- **Dataset records on visual material**:

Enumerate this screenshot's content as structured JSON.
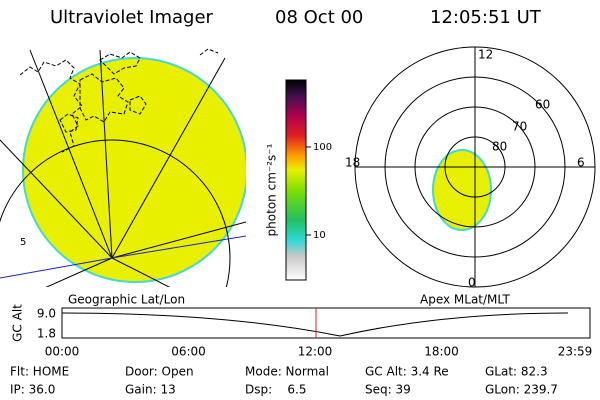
{
  "header": {
    "title": "Ultraviolet Imager",
    "date": "08 Oct 00",
    "time": "12:05:51 UT"
  },
  "left_panel": {
    "label": "Geographic Lat/Lon",
    "edge_label": "5"
  },
  "colorbar": {
    "title": "photon cm⁻²s⁻¹",
    "labels": [
      "100",
      "10"
    ]
  },
  "right_panel": {
    "label": "Apex MLat/MLT",
    "hours": [
      "12",
      "18",
      "6",
      "0"
    ],
    "latitudes": [
      "80",
      "70",
      "60"
    ]
  },
  "altitude_plot": {
    "y_label": "GC Alt",
    "y_ticks": [
      "9.0",
      "1.8"
    ],
    "x_ticks": [
      "00:00",
      "06:00",
      "12:00",
      "18:00",
      "23:59"
    ]
  },
  "footer": {
    "rows": [
      [
        "Flt: HOME",
        "Door: Open",
        "Mode: Normal",
        "GC Alt: 3.4 Re",
        "GLat: 82.3"
      ],
      [
        "IP: 36.0",
        "Gain: 13",
        "Dsp:    6.5",
        "Seq: 39",
        "GLon: 239.7"
      ]
    ]
  }
}
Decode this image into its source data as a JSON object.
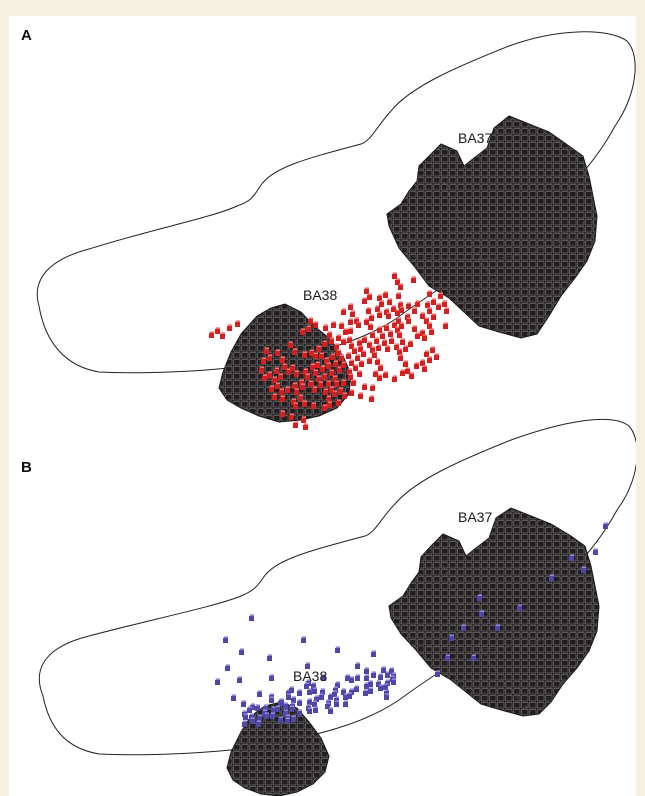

- **Exercise directions**: Restate the whole of the material word for word without the pictures.

- **Finished task**:
Enumerate this screenshot's content as structured JSON.
{
  "header": {
    "title": "Ultraviolet Imager",
    "date": "08 Oct 00",
    "time": "12:05:51 UT"
  },
  "left_panel": {
    "label": "Geographic Lat/Lon",
    "edge_label": "5"
  },
  "colorbar": {
    "title": "photon cm⁻²s⁻¹",
    "labels": [
      "100",
      "10"
    ]
  },
  "right_panel": {
    "label": "Apex MLat/MLT",
    "hours": [
      "12",
      "18",
      "6",
      "0"
    ],
    "latitudes": [
      "80",
      "70",
      "60"
    ]
  },
  "altitude_plot": {
    "y_label": "GC Alt",
    "y_ticks": [
      "9.0",
      "1.8"
    ],
    "x_ticks": [
      "00:00",
      "06:00",
      "12:00",
      "18:00",
      "23:59"
    ]
  },
  "footer": {
    "rows": [
      [
        "Flt: HOME",
        "Door: Open",
        "Mode: Normal",
        "GC Alt: 3.4 Re",
        "GLat: 82.3"
      ],
      [
        "IP: 36.0",
        "Gain: 13",
        "Dsp:    6.5",
        "Seq: 39",
        "GLon: 239.7"
      ]
    ]
  }
}
Decode this image into its source data as a JSON object.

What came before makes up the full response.